Given instruction. Pull out every line containing the string "правових".
..........
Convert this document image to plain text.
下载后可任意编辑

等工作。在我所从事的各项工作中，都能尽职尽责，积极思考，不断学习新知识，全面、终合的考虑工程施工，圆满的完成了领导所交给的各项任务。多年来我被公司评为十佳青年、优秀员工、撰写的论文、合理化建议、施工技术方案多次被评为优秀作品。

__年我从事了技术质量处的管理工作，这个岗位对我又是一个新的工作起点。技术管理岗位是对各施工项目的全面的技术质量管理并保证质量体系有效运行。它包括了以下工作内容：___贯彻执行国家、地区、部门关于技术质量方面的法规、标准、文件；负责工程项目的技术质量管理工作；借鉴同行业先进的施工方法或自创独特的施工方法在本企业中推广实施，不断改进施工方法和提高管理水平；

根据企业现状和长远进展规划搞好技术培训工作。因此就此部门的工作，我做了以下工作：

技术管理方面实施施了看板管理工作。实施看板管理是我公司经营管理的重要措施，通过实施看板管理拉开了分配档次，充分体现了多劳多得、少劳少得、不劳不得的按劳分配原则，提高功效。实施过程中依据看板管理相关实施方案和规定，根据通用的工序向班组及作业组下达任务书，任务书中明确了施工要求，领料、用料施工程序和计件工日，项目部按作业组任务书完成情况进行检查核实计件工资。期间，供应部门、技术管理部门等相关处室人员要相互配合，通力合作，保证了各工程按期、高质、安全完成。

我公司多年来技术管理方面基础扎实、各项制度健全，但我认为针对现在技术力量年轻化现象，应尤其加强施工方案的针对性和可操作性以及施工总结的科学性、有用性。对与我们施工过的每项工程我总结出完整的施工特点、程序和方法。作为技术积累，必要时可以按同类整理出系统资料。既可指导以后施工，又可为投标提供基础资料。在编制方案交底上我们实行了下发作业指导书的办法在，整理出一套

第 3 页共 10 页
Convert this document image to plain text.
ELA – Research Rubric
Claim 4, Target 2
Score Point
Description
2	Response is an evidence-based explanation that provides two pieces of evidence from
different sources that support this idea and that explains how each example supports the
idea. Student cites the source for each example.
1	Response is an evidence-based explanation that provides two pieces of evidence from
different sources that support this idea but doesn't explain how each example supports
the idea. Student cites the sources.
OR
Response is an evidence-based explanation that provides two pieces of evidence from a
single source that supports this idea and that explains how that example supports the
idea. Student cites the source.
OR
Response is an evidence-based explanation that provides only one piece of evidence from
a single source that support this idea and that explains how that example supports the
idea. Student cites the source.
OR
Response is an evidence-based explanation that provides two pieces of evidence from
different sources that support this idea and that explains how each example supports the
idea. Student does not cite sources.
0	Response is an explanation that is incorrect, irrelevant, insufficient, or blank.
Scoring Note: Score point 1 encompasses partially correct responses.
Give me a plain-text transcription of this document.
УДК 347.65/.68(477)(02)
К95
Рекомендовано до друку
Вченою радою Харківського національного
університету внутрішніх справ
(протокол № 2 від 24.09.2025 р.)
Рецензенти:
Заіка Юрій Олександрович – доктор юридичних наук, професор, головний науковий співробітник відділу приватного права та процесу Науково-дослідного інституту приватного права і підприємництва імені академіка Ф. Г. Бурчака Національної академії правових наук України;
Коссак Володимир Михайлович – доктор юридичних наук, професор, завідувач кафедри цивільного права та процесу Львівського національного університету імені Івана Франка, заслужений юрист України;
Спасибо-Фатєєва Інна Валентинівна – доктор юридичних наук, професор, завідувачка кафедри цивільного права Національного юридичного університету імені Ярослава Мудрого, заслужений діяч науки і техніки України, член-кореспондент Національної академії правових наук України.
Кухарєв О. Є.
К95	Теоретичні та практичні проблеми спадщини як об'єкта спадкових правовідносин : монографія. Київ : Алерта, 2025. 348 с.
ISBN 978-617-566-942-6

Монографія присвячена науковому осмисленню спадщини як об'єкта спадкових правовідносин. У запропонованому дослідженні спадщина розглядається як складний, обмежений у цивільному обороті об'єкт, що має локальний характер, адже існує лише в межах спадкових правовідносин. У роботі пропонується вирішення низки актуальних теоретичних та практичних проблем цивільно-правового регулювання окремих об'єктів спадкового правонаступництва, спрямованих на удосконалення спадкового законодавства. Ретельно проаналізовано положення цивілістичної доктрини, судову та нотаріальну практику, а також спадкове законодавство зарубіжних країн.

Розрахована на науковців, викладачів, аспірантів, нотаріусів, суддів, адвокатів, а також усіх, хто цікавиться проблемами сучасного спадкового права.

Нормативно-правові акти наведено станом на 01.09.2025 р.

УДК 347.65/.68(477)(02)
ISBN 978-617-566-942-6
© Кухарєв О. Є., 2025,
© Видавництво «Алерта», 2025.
..........
Complete output.
Заіка Юрій Олександрович – доктор юридичних наук, професор, головний науковий співробітник відділу приватного права та процесу Науково-дослідного інституту приватного права і підприємництва імені академіка Ф. Г. Бурчака Національної академії правових наук України;
Спасибо-Фатєєва Інна Валентинівна – доктор юридичних наук, професор, завідувачка кафедри цивільного права Національного юридичного університету імені Ярослава Мудрого, заслужений діяч науки і техніки України, член-кореспондент Національної академії правових наук України.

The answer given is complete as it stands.